Given instruction
Identify the lines containing the word "groups". Copy each one.
* BEGIN *
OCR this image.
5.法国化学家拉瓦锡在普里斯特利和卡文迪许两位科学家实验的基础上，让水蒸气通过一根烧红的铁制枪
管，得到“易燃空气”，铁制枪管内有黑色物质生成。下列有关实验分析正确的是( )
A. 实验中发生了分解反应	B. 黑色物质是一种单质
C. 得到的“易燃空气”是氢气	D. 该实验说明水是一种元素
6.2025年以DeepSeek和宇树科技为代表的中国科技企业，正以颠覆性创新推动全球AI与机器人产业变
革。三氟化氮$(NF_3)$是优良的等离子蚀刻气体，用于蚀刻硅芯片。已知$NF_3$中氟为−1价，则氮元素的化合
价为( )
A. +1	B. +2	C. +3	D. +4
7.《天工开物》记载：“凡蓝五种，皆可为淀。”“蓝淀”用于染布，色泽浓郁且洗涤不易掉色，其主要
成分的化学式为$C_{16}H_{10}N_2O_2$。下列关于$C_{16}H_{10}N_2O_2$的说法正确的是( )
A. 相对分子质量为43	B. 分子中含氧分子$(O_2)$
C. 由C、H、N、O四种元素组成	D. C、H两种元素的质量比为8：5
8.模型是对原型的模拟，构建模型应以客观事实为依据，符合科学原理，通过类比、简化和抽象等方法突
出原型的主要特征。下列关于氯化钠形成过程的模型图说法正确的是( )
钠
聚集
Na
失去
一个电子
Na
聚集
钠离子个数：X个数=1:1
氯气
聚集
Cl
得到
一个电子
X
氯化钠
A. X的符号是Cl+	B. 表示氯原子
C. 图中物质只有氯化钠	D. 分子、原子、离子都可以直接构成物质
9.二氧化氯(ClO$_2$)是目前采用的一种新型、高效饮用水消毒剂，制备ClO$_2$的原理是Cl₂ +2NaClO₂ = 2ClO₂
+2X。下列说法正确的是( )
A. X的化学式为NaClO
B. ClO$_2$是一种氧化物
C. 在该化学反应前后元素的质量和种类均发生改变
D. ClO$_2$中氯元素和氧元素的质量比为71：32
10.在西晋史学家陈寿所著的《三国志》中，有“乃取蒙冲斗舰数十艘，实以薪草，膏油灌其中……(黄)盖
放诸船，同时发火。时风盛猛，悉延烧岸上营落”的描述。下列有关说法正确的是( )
* END *
* BEGIN *
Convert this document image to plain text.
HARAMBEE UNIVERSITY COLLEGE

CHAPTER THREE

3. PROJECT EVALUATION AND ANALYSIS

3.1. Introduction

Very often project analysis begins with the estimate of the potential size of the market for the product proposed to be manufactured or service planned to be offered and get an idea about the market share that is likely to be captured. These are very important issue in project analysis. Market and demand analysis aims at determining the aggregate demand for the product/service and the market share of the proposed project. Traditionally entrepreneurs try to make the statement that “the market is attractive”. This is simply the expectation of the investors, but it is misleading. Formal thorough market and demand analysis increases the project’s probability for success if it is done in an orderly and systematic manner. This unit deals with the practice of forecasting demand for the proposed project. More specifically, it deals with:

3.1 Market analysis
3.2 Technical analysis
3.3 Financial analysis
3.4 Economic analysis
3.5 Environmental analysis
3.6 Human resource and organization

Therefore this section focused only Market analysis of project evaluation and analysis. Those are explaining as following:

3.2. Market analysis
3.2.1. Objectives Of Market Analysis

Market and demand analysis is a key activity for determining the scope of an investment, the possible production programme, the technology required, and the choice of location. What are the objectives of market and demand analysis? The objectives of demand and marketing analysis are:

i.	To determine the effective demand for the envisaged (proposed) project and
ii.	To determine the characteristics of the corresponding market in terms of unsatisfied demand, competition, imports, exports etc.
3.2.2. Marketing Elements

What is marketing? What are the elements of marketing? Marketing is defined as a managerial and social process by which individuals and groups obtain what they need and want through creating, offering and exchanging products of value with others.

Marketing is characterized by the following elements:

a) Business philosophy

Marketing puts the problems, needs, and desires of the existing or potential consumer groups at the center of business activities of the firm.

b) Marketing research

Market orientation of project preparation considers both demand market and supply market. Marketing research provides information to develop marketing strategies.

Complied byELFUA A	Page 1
* END *
Solution to this problem
What is marketing? What are the elements of marketing? Marketing is defined as a managerial and social process by which individuals and groups obtain what they need and want through creating, offering and exchanging products of value with others.
Marketing puts the problems, needs, and desires of the existing or potential consumer groups at the center of business activities of the firm.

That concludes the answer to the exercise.